> [EXERCISE DETAILS]: Return every line in the entries below that contains the string "name", matching case exactly.

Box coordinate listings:
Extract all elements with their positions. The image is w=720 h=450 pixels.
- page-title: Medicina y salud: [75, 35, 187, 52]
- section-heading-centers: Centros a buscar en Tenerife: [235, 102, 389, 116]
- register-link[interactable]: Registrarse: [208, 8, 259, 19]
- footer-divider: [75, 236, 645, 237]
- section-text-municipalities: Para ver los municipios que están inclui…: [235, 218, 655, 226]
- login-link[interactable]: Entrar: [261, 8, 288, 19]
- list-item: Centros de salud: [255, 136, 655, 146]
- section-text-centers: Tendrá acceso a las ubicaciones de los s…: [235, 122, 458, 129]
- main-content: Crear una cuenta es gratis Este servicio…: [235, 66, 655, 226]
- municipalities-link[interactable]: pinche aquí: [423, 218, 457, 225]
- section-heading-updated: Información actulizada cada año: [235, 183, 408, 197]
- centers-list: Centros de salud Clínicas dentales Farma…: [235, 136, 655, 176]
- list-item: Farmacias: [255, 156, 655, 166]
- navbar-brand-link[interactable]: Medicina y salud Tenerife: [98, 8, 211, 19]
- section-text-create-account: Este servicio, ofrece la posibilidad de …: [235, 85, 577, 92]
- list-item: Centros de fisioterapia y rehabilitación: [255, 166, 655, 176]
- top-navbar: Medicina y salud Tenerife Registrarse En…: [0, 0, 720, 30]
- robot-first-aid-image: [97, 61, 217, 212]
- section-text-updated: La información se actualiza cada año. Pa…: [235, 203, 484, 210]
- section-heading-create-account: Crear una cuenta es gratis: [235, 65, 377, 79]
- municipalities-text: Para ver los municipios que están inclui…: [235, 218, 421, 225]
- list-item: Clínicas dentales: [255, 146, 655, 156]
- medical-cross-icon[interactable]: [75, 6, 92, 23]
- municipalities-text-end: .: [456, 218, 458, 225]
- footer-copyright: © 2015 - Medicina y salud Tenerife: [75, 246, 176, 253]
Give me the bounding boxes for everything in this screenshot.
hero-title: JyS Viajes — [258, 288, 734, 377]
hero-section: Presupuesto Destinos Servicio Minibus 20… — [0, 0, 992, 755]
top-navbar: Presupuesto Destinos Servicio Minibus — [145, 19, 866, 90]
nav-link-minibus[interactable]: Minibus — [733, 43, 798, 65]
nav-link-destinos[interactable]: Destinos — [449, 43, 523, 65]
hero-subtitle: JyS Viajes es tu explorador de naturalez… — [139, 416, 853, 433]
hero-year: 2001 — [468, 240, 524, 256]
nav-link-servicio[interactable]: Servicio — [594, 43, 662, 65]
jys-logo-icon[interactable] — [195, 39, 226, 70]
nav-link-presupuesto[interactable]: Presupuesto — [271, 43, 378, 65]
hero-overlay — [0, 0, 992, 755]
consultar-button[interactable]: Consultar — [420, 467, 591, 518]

* * *

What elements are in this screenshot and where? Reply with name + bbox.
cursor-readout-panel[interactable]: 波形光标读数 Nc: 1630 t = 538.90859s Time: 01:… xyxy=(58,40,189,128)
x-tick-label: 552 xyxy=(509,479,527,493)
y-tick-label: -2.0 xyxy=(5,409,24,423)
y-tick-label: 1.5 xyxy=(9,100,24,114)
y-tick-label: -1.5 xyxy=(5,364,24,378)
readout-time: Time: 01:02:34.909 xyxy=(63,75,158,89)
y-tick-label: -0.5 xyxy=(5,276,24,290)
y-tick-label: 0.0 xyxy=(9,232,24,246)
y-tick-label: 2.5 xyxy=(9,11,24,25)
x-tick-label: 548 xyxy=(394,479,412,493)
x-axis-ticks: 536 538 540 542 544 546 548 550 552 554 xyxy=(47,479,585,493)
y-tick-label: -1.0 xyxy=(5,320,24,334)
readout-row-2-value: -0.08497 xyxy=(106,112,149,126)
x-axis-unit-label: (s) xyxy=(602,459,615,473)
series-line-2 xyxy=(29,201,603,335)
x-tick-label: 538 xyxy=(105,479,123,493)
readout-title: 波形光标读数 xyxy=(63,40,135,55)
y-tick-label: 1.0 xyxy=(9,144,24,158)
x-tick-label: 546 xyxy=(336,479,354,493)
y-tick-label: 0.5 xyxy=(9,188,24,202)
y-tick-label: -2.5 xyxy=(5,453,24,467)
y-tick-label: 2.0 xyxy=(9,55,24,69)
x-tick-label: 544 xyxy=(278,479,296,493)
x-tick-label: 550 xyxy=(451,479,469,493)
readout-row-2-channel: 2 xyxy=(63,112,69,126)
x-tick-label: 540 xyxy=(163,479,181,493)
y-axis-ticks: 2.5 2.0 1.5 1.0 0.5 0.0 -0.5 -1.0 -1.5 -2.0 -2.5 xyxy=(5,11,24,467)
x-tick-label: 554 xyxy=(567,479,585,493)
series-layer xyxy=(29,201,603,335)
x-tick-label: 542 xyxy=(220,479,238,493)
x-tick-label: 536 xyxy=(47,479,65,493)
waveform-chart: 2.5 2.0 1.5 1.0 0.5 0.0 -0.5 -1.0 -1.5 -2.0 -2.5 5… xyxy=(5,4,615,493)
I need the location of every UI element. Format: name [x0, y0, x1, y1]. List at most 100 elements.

> [TASK ANSWER]:
What elements are in this screenshot and where? Reply with name + bbox.
I need the location of every UI element. Format: name [x0, y0, x1, y1]. List at most 100 elements.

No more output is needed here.